Task directions » Transcribe each entry below exactly. Pictures do not go in the copy.

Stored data
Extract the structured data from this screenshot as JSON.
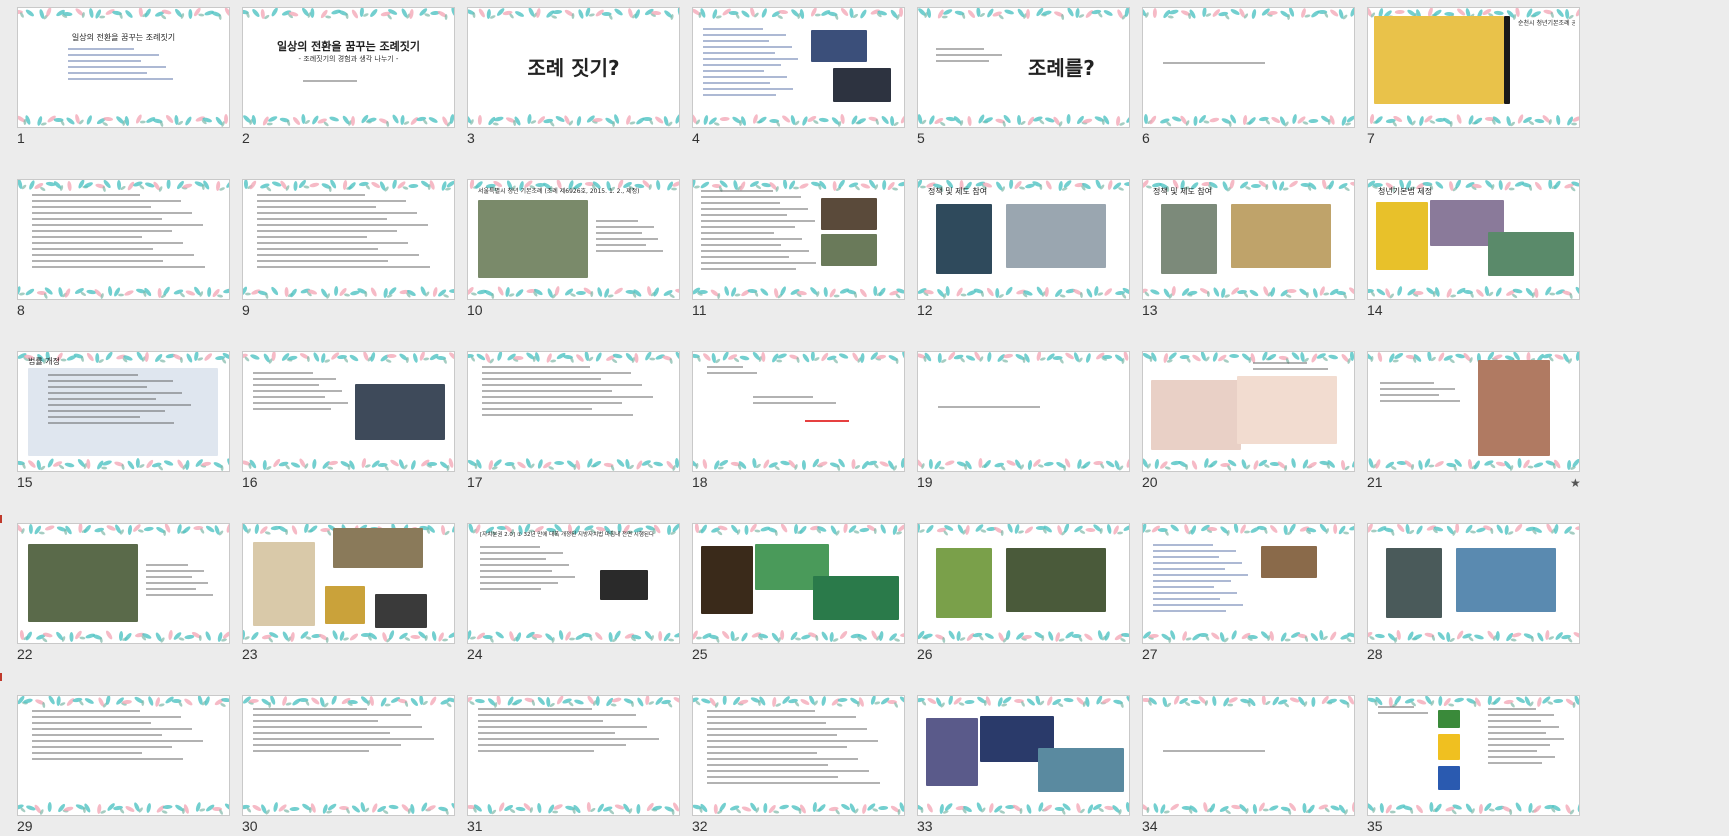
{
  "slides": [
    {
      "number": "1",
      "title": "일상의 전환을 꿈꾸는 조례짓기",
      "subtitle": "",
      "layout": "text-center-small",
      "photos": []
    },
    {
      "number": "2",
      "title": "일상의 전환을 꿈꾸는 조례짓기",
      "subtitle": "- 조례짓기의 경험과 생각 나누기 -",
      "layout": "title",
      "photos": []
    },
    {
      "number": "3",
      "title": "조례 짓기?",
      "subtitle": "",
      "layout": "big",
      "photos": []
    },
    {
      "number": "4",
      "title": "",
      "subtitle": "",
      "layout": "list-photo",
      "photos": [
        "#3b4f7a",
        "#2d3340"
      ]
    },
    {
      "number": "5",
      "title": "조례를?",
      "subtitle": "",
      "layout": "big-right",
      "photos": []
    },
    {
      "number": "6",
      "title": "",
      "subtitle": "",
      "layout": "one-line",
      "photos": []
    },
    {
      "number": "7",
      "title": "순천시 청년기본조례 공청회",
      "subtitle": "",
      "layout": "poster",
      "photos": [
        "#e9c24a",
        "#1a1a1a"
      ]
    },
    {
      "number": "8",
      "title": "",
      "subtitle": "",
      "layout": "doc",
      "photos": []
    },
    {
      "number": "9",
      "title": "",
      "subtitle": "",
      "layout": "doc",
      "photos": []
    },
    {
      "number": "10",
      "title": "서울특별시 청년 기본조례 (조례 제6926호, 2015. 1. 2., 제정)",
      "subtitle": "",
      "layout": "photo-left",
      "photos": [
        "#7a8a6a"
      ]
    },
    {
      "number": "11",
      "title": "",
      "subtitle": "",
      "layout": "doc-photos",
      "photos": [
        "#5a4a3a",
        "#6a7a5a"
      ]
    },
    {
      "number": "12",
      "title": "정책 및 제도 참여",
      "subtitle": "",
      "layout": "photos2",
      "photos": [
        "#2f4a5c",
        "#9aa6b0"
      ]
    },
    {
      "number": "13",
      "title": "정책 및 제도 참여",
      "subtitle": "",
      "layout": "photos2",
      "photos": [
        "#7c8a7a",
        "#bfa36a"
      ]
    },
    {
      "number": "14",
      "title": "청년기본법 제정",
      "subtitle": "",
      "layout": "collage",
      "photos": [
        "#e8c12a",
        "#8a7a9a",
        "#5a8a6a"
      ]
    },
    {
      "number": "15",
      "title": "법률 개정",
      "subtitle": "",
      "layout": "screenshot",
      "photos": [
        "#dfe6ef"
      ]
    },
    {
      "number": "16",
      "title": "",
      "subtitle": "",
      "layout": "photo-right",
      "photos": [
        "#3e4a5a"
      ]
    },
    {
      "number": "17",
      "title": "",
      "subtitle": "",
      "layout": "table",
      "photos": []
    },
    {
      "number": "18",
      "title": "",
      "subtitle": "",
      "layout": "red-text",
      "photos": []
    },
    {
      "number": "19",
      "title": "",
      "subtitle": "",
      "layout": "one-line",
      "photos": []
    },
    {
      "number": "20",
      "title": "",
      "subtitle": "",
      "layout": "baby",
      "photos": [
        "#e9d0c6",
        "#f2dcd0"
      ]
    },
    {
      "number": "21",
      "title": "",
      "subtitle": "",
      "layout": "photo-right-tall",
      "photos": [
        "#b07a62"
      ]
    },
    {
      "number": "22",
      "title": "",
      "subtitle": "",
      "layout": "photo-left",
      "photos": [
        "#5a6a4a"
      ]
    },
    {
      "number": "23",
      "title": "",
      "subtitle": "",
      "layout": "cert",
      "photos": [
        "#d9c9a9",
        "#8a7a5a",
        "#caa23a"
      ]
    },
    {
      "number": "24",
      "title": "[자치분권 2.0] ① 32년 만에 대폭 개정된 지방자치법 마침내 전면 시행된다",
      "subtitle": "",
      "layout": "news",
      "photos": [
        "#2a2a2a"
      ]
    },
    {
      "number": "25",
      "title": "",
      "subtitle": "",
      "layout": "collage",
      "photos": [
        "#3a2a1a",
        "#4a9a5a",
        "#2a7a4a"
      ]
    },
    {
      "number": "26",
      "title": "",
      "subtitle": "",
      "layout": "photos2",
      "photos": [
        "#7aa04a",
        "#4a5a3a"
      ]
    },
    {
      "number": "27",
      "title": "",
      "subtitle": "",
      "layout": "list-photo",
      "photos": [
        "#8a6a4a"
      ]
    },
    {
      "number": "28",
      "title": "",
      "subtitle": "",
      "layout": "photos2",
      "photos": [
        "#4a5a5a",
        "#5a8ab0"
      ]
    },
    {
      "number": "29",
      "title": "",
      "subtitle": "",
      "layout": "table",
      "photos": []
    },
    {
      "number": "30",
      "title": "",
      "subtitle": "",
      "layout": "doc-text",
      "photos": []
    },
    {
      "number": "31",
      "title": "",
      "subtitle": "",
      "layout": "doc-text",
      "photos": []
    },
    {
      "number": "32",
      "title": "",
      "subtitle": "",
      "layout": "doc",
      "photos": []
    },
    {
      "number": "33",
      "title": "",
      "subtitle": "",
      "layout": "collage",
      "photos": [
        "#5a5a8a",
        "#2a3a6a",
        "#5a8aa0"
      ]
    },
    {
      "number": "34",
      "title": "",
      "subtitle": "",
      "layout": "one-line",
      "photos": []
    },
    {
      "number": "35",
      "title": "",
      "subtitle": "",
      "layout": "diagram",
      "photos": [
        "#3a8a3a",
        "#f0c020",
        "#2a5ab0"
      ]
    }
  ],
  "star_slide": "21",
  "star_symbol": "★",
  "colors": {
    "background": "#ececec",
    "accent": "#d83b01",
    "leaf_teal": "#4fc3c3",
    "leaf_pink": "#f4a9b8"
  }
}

Result of the task »
Extract the structured data from this screenshot as JSON.
{
  "slides": [
    {
      "number": "1",
      "title": "일상의 전환을 꿈꾸는 조례짓기",
      "subtitle": "",
      "layout": "text-center-small",
      "photos": []
    },
    {
      "number": "2",
      "title": "일상의 전환을 꿈꾸는 조례짓기",
      "subtitle": "- 조례짓기의 경험과 생각 나누기 -",
      "layout": "title",
      "photos": []
    },
    {
      "number": "3",
      "title": "조례 짓기?",
      "subtitle": "",
      "layout": "big",
      "photos": []
    },
    {
      "number": "4",
      "title": "",
      "subtitle": "",
      "layout": "list-photo",
      "photos": [
        "#3b4f7a",
        "#2d3340"
      ]
    },
    {
      "number": "5",
      "title": "조례를?",
      "subtitle": "",
      "layout": "big-right",
      "photos": []
    },
    {
      "number": "6",
      "title": "",
      "subtitle": "",
      "layout": "one-line",
      "photos": []
    },
    {
      "number": "7",
      "title": "순천시 청년기본조례 공청회",
      "subtitle": "",
      "layout": "poster",
      "photos": [
        "#e9c24a",
        "#1a1a1a"
      ]
    },
    {
      "number": "8",
      "title": "",
      "subtitle": "",
      "layout": "doc",
      "photos": []
    },
    {
      "number": "9",
      "title": "",
      "subtitle": "",
      "layout": "doc",
      "photos": []
    },
    {
      "number": "10",
      "title": "서울특별시 청년 기본조례 (조례 제6926호, 2015. 1. 2., 제정)",
      "subtitle": "",
      "layout": "photo-left",
      "photos": [
        "#7a8a6a"
      ]
    },
    {
      "number": "11",
      "title": "",
      "subtitle": "",
      "layout": "doc-photos",
      "photos": [
        "#5a4a3a",
        "#6a7a5a"
      ]
    },
    {
      "number": "12",
      "title": "정책 및 제도 참여",
      "subtitle": "",
      "layout": "photos2",
      "photos": [
        "#2f4a5c",
        "#9aa6b0"
      ]
    },
    {
      "number": "13",
      "title": "정책 및 제도 참여",
      "subtitle": "",
      "layout": "photos2",
      "photos": [
        "#7c8a7a",
        "#bfa36a"
      ]
    },
    {
      "number": "14",
      "title": "청년기본법 제정",
      "subtitle": "",
      "layout": "collage",
      "photos": [
        "#e8c12a",
        "#8a7a9a",
        "#5a8a6a"
      ]
    },
    {
      "number": "15",
      "title": "법률 개정",
      "subtitle": "",
      "layout": "screenshot",
      "photos": [
        "#dfe6ef"
      ]
    },
    {
      "number": "16",
      "title": "",
      "subtitle": "",
      "layout": "photo-right",
      "photos": [
        "#3e4a5a"
      ]
    },
    {
      "number": "17",
      "title": "",
      "subtitle": "",
      "layout": "table",
      "photos": []
    },
    {
      "number": "18",
      "title": "",
      "subtitle": "",
      "layout": "red-text",
      "photos": []
    },
    {
      "number": "19",
      "title": "",
      "subtitle": "",
      "layout": "one-line",
      "photos": []
    },
    {
      "number": "20",
      "title": "",
      "subtitle": "",
      "layout": "baby",
      "photos": [
        "#e9d0c6",
        "#f2dcd0"
      ]
    },
    {
      "number": "21",
      "title": "",
      "subtitle": "",
      "layout": "photo-right-tall",
      "photos": [
        "#b07a62"
      ]
    },
    {
      "number": "22",
      "title": "",
      "subtitle": "",
      "layout": "photo-left",
      "photos": [
        "#5a6a4a"
      ]
    },
    {
      "number": "23",
      "title": "",
      "subtitle": "",
      "layout": "cert",
      "photos": [
        "#d9c9a9",
        "#8a7a5a",
        "#caa23a"
      ]
    },
    {
      "number": "24",
      "title": "[자치분권 2.0] ① 32년 만에 대폭 개정된 지방자치법 마침내 전면 시행된다",
      "subtitle": "",
      "layout": "news",
      "photos": [
        "#2a2a2a"
      ]
    },
    {
      "number": "25",
      "title": "",
      "subtitle": "",
      "layout": "collage",
      "photos": [
        "#3a2a1a",
        "#4a9a5a",
        "#2a7a4a"
      ]
    },
    {
      "number": "26",
      "title": "",
      "subtitle": "",
      "layout": "photos2",
      "photos": [
        "#7aa04a",
        "#4a5a3a"
      ]
    },
    {
      "number": "27",
      "title": "",
      "subtitle": "",
      "layout": "list-photo",
      "photos": [
        "#8a6a4a"
      ]
    },
    {
      "number": "28",
      "title": "",
      "subtitle": "",
      "layout": "photos2",
      "photos": [
        "#4a5a5a",
        "#5a8ab0"
      ]
    },
    {
      "number": "29",
      "title": "",
      "subtitle": "",
      "layout": "table",
      "photos": []
    },
    {
      "number": "30",
      "title": "",
      "subtitle": "",
      "layout": "doc-text",
      "photos": []
    },
    {
      "number": "31",
      "title": "",
      "subtitle": "",
      "layout": "doc-text",
      "photos": []
    },
    {
      "number": "32",
      "title": "",
      "subtitle": "",
      "layout": "doc",
      "photos": []
    },
    {
      "number": "33",
      "title": "",
      "subtitle": "",
      "layout": "collage",
      "photos": [
        "#5a5a8a",
        "#2a3a6a",
        "#5a8aa0"
      ]
    },
    {
      "number": "34",
      "title": "",
      "subtitle": "",
      "layout": "one-line",
      "photos": []
    },
    {
      "number": "35",
      "title": "",
      "subtitle": "",
      "layout": "diagram",
      "photos": [
        "#3a8a3a",
        "#f0c020",
        "#2a5ab0"
      ]
    }
  ],
  "star_slide": "21",
  "star_symbol": "★",
  "colors": {
    "background": "#ececec",
    "accent": "#d83b01",
    "leaf_teal": "#4fc3c3",
    "leaf_pink": "#f4a9b8"
  }
}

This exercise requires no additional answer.